--- START ---

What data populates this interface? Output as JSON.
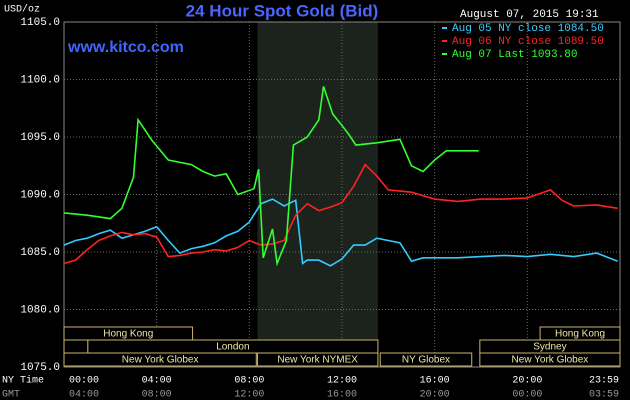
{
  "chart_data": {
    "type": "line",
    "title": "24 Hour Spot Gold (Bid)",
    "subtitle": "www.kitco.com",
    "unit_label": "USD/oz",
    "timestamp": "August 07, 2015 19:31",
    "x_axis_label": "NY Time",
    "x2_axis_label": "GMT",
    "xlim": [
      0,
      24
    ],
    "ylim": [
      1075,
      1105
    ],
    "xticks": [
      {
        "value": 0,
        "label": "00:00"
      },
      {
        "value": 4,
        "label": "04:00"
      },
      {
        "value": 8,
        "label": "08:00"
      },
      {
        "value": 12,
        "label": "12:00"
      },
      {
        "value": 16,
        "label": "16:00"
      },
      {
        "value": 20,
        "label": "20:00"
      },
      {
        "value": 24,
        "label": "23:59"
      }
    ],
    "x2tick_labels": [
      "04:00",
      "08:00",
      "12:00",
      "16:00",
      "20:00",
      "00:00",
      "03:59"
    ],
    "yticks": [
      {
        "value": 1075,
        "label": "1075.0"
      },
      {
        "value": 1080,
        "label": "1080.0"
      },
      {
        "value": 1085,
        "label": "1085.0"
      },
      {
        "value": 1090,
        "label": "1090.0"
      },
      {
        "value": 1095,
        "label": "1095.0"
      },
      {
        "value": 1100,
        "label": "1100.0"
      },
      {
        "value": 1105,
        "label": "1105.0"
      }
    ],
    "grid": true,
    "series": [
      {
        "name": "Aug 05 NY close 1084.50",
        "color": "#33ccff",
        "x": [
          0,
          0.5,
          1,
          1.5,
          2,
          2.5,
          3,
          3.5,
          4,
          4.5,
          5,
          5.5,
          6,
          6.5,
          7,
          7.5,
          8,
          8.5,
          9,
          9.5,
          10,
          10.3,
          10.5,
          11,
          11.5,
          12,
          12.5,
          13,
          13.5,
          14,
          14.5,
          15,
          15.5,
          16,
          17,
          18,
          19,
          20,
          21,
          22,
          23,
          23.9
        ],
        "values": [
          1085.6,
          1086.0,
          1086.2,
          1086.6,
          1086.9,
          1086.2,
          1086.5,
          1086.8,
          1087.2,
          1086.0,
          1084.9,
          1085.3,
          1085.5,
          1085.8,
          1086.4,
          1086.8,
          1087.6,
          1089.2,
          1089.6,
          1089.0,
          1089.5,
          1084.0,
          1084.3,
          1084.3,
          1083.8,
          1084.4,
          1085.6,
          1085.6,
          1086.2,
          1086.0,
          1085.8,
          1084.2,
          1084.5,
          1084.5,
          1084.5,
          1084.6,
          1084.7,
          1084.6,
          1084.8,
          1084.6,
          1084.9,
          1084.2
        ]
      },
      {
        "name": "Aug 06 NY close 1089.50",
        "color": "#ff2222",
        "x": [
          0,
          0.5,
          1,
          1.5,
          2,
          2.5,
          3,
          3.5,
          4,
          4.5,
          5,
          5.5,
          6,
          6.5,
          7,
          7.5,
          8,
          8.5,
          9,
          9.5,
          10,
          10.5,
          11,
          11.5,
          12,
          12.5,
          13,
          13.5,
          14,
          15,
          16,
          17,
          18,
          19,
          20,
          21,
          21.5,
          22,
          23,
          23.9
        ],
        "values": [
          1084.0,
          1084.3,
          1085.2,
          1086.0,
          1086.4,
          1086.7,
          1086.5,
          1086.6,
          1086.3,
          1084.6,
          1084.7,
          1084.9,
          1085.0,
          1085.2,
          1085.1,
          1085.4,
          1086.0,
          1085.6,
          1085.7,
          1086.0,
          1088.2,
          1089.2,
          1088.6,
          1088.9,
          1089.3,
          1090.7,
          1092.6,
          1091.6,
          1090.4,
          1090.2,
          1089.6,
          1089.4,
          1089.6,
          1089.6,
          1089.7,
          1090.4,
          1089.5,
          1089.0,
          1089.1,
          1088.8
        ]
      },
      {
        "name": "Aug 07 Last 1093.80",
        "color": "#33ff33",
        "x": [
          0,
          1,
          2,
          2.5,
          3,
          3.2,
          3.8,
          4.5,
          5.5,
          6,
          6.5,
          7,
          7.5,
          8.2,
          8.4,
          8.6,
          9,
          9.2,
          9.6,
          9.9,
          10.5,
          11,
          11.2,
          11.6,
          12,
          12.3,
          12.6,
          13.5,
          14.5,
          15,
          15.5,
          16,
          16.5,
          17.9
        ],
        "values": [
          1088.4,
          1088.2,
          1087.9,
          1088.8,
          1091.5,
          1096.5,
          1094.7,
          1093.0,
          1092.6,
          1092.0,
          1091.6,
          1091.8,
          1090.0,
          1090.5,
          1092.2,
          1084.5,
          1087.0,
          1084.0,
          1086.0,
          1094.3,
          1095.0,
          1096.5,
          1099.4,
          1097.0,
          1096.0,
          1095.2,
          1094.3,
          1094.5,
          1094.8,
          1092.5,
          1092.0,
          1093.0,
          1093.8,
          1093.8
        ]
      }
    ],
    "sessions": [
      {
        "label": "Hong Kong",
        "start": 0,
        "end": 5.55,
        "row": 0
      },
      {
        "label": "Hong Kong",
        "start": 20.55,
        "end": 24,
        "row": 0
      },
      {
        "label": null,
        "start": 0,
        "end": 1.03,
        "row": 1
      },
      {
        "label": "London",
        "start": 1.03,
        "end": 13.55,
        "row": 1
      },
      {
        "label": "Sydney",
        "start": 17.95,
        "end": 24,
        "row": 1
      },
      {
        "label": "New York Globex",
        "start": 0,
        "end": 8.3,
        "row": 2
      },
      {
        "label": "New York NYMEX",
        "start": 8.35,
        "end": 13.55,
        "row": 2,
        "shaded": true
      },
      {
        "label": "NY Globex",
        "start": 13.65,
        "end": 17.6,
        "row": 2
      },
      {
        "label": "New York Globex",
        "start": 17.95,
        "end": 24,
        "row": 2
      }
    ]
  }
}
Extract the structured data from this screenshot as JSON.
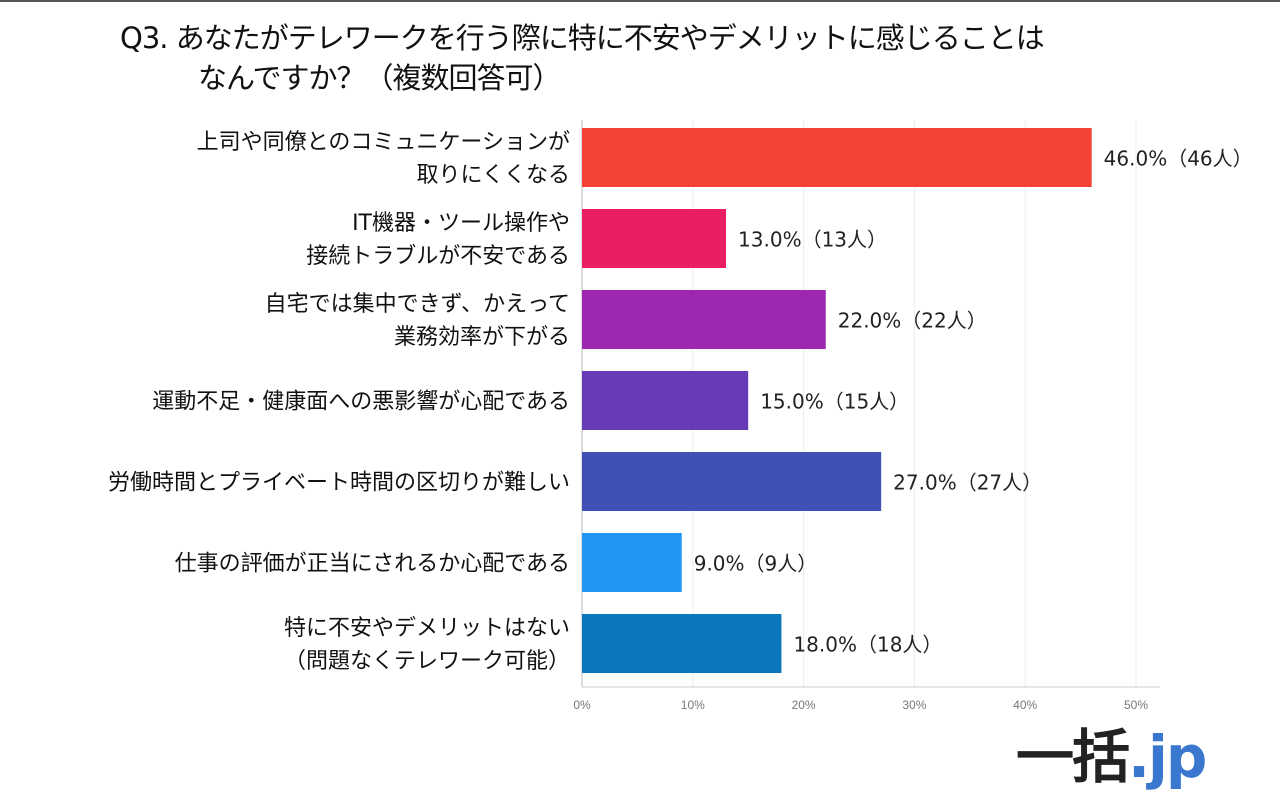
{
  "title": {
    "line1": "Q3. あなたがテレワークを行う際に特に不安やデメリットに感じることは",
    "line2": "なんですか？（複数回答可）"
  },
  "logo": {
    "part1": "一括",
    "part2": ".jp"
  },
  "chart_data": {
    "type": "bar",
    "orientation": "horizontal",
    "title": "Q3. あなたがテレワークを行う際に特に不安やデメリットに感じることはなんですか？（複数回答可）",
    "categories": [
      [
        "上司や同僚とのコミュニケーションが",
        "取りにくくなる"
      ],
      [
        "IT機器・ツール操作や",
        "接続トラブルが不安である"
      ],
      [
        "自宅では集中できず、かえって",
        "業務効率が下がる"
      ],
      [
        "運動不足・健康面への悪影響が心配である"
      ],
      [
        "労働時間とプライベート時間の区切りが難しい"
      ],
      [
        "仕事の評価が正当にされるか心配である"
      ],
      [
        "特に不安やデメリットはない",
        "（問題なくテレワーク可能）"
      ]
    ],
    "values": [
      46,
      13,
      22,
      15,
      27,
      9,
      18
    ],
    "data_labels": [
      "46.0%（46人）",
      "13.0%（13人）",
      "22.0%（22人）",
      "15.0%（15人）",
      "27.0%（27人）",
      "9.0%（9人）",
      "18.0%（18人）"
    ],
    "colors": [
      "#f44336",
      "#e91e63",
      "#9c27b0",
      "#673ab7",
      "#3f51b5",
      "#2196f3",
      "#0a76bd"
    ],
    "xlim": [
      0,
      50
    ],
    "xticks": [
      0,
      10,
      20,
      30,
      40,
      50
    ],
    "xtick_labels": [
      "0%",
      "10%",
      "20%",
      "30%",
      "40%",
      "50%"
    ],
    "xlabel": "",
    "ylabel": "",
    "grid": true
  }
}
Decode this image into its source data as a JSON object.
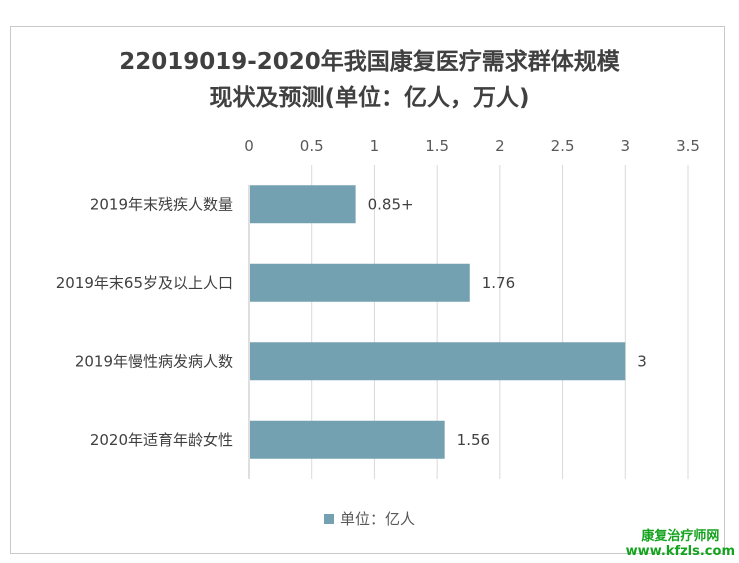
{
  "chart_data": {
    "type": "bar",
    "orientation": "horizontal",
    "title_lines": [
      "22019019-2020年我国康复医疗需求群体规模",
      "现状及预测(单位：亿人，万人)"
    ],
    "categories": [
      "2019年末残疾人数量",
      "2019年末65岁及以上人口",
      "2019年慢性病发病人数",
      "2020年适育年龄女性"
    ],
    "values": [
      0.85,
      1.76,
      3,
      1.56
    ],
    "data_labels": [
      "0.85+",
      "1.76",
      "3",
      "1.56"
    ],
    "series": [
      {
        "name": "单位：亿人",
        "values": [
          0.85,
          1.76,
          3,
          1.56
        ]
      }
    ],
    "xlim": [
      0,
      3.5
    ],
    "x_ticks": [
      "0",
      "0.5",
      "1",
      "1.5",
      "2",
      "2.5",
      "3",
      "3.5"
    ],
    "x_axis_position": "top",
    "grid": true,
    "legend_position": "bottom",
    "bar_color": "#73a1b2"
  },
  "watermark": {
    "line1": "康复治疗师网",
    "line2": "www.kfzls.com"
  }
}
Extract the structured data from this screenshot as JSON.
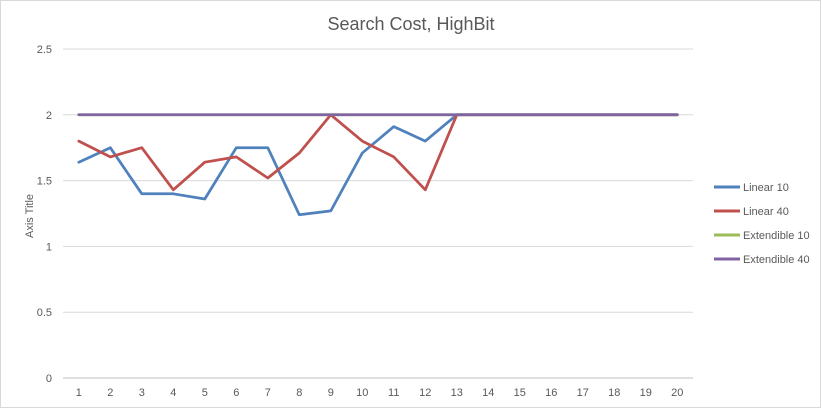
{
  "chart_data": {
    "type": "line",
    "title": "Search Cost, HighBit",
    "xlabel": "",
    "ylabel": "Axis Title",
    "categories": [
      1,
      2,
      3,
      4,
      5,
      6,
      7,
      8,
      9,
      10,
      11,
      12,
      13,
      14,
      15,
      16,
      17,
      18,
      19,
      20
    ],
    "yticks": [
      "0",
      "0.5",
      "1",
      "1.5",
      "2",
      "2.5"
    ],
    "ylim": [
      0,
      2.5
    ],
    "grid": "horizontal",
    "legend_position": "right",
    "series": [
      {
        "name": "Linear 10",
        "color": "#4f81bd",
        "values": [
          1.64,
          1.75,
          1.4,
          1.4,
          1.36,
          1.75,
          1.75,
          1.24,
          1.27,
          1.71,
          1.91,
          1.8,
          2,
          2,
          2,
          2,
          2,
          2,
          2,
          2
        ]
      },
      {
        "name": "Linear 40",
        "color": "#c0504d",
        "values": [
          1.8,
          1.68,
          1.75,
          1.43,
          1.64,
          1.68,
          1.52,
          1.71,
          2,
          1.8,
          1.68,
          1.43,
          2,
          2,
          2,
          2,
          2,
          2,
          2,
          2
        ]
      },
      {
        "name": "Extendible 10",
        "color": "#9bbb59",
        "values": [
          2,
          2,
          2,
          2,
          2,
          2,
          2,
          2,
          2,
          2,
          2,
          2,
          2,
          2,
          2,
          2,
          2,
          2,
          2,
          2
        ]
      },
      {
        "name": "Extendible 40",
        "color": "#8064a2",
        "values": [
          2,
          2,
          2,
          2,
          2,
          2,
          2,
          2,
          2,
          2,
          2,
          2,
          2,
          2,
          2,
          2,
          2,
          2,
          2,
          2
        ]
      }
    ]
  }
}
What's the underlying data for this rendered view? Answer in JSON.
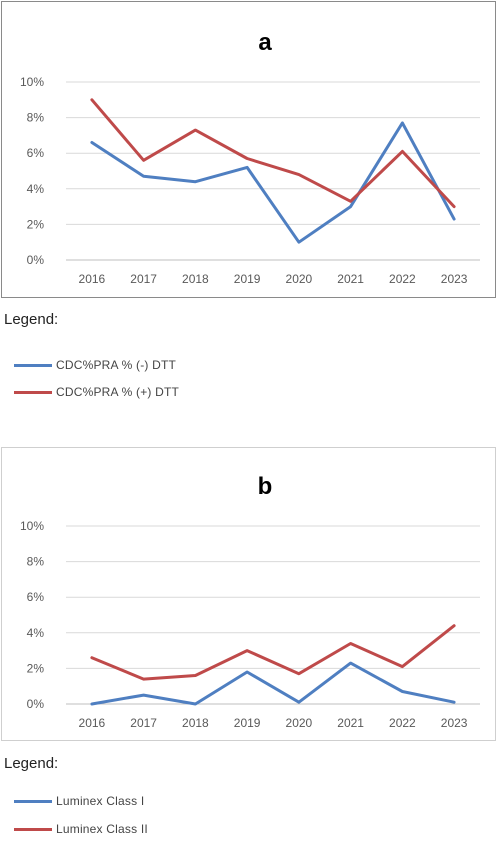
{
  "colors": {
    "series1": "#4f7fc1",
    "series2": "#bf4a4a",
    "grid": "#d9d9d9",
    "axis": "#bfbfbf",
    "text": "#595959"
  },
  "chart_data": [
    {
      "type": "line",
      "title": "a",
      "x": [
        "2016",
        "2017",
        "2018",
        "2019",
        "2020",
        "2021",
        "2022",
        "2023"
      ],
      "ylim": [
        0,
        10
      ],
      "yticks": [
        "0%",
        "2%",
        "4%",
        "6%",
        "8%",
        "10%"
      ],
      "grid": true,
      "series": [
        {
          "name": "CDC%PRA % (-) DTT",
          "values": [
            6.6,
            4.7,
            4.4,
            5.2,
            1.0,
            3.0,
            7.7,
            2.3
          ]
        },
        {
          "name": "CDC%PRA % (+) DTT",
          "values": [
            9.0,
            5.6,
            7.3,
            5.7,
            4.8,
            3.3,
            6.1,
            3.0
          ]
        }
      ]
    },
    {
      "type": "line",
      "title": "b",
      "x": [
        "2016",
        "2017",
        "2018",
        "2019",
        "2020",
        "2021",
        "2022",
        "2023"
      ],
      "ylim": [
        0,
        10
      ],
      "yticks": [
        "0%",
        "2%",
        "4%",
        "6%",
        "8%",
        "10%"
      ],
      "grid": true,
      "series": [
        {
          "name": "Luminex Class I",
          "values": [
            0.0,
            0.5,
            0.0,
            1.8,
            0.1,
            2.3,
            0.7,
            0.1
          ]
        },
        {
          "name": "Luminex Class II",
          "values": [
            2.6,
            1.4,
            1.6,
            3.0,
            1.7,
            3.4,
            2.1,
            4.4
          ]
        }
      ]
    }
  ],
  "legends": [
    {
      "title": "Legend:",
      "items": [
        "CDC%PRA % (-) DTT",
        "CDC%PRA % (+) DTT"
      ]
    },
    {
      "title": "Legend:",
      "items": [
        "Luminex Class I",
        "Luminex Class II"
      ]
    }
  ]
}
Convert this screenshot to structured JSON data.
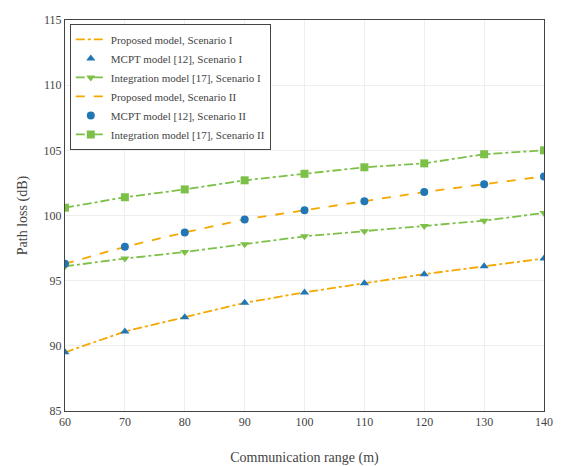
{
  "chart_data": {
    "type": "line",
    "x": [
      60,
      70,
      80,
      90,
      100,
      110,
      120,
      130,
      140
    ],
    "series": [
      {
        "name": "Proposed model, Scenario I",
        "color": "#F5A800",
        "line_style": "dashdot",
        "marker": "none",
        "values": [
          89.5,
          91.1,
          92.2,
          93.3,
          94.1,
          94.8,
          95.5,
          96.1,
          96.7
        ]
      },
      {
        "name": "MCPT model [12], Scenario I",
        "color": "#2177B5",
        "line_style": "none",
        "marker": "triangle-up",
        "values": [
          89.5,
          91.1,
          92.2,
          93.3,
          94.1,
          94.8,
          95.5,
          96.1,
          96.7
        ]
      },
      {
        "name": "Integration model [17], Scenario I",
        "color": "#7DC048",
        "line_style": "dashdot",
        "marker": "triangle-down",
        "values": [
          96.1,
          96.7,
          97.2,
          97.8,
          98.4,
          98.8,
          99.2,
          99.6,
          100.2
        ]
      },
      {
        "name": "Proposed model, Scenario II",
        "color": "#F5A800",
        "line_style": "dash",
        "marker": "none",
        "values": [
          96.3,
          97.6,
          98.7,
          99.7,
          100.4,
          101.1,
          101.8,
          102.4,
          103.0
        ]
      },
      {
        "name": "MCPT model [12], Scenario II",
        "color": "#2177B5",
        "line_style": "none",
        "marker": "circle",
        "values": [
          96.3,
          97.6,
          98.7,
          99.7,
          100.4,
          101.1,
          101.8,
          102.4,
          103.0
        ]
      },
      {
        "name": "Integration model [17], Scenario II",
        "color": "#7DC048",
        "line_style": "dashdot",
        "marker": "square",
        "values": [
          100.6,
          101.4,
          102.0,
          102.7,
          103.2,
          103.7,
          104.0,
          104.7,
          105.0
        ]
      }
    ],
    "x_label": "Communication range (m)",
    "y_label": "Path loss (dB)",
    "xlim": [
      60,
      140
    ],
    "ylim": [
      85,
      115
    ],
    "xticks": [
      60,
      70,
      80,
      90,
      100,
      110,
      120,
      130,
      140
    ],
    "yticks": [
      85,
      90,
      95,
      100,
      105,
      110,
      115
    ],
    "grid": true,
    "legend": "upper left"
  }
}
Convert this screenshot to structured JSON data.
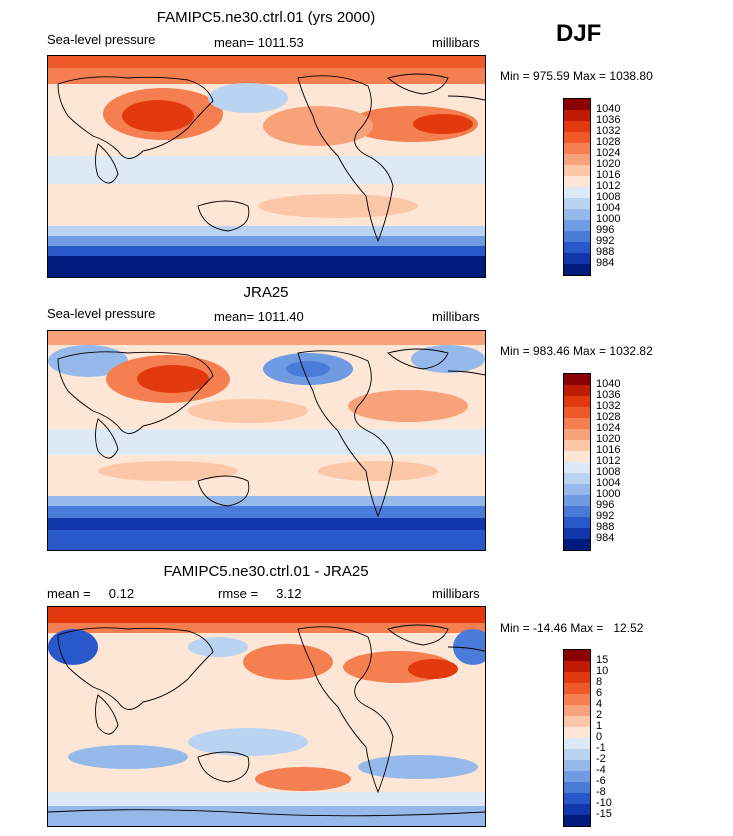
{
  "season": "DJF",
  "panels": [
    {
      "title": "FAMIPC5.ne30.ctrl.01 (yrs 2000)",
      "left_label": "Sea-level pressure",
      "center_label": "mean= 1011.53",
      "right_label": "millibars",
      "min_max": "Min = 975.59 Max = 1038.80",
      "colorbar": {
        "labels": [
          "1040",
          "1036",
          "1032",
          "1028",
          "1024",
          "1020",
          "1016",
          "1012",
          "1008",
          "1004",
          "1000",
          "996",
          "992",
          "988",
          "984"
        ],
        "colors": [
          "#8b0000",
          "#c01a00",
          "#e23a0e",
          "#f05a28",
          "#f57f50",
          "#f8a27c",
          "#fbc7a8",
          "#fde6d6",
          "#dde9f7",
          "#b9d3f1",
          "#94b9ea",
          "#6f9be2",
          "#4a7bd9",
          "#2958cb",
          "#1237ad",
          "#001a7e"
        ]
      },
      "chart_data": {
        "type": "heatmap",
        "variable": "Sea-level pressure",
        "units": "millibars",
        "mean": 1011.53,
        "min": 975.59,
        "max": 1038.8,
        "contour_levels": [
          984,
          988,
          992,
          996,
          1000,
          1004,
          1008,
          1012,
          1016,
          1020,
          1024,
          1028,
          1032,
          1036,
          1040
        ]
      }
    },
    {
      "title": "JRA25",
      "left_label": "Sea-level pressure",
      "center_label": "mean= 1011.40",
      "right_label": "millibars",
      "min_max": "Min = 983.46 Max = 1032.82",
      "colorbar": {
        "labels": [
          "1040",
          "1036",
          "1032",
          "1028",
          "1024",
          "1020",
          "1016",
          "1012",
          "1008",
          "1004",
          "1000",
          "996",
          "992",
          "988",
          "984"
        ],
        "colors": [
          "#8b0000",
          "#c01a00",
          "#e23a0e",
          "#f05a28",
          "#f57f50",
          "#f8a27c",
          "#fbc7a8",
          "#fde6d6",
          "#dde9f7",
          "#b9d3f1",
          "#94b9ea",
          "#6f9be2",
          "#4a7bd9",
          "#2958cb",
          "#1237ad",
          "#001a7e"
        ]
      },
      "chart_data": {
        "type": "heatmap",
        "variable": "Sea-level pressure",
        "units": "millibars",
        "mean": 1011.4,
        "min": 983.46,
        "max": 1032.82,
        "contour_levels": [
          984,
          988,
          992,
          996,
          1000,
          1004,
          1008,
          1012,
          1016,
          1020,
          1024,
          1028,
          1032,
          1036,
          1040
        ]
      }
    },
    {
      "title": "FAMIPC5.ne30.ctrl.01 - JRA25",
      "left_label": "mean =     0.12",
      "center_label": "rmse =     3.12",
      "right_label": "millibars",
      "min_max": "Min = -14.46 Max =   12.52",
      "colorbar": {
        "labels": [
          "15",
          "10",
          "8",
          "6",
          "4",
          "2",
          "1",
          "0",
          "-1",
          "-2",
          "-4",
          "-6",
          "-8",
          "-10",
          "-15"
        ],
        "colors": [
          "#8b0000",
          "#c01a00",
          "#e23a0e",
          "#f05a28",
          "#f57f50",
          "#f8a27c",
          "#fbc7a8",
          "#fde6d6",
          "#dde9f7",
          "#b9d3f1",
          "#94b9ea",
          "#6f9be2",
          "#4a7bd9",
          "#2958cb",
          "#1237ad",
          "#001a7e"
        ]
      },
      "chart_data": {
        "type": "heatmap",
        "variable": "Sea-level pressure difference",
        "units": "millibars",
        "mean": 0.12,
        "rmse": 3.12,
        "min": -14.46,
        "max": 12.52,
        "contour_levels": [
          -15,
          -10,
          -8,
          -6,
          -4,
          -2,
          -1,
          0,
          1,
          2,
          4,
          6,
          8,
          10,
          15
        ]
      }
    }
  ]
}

--- END ---

Stated problem — Give the number of lines in the entries above that include the string "triangle". No other output is expected.

Result below — 2